== WHAT TO DO ==
Everything in the data should be repeated exactly, save for the images.

== STORED RECORDS ==
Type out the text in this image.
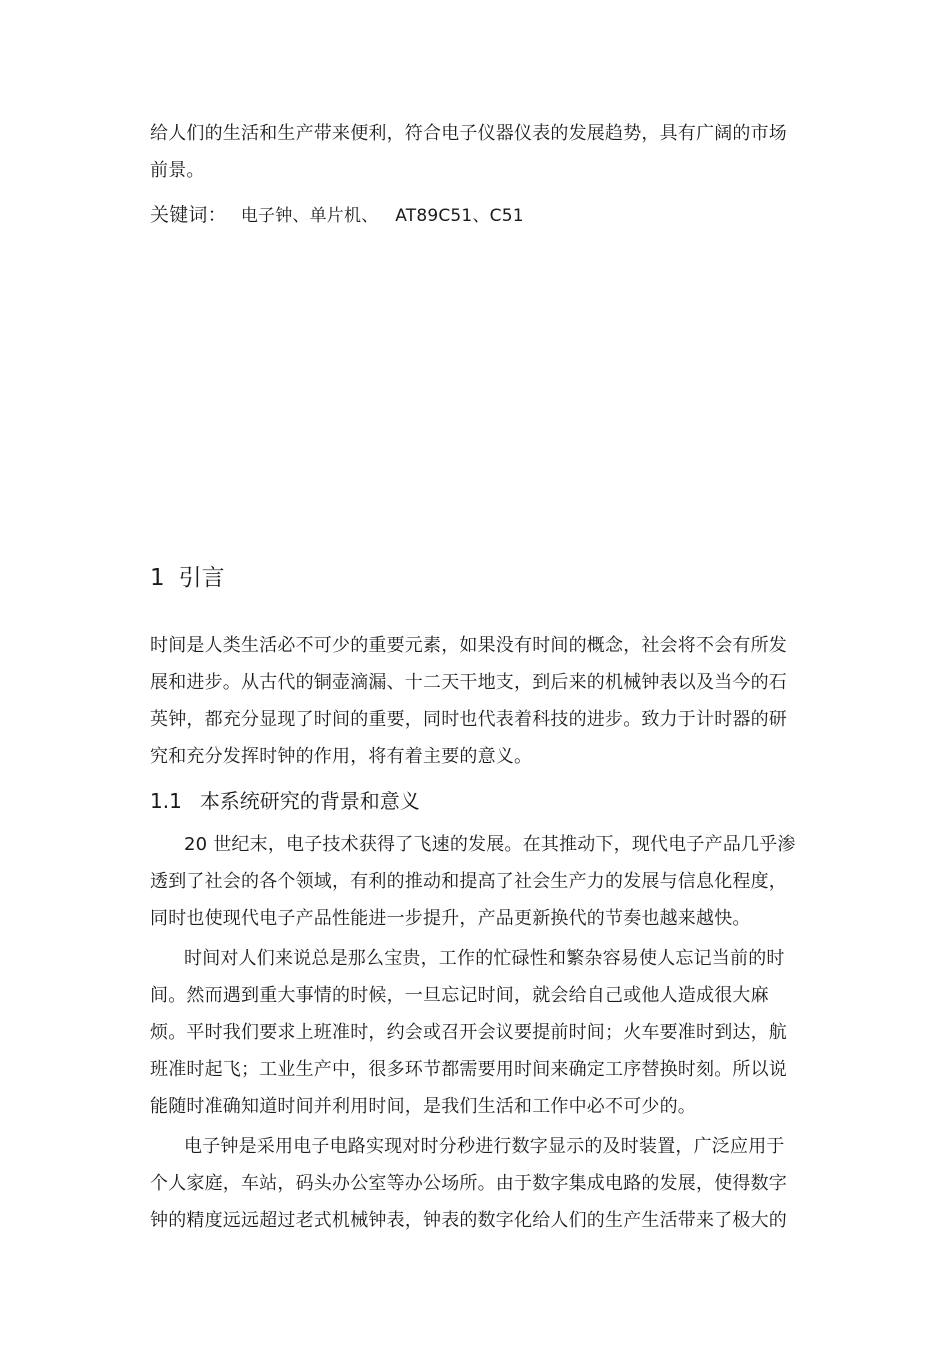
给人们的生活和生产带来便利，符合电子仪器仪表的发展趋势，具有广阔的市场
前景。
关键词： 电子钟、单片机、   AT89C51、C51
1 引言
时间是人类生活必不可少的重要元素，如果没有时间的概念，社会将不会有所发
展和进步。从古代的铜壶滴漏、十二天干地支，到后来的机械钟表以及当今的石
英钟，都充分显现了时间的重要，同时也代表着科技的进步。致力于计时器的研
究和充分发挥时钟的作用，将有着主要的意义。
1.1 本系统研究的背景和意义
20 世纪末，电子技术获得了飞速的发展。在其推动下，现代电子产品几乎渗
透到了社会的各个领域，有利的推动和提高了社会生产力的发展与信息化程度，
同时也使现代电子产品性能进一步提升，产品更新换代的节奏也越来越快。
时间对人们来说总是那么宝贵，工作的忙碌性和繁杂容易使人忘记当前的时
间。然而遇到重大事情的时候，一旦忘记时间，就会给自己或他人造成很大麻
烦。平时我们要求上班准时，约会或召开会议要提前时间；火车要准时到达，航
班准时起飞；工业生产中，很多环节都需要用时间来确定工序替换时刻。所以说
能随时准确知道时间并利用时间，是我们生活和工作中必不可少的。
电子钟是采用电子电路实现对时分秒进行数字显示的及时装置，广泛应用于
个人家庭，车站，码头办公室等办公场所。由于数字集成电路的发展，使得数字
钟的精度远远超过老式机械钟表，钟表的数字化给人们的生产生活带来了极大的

== WORKED ANSWER ==
Type out the text in this image.
给人们的生活和生产带来便利，符合电子仪器仪表的发展趋势，具有广阔的市场
前景。
关键词： 电子钟、单片机、   AT89C51、C51
1 引言
时间是人类生活必不可少的重要元素，如果没有时间的概念，社会将不会有所发
展和进步。从古代的铜壶滴漏、十二天干地支，到后来的机械钟表以及当今的石
英钟，都充分显现了时间的重要，同时也代表着科技的进步。致力于计时器的研
究和充分发挥时钟的作用，将有着主要的意义。
1.1 本系统研究的背景和意义
20 世纪末，电子技术获得了飞速的发展。在其推动下，现代电子产品几乎渗
透到了社会的各个领域，有利的推动和提高了社会生产力的发展与信息化程度，
同时也使现代电子产品性能进一步提升，产品更新换代的节奏也越来越快。
时间对人们来说总是那么宝贵，工作的忙碌性和繁杂容易使人忘记当前的时
间。然而遇到重大事情的时候，一旦忘记时间，就会给自己或他人造成很大麻
烦。平时我们要求上班准时，约会或召开会议要提前时间；火车要准时到达，航
班准时起飞；工业生产中，很多环节都需要用时间来确定工序替换时刻。所以说
能随时准确知道时间并利用时间，是我们生活和工作中必不可少的。
电子钟是采用电子电路实现对时分秒进行数字显示的及时装置，广泛应用于
个人家庭，车站，码头办公室等办公场所。由于数字集成电路的发展，使得数字
钟的精度远远超过老式机械钟表，钟表的数字化给人们的生产生活带来了极大的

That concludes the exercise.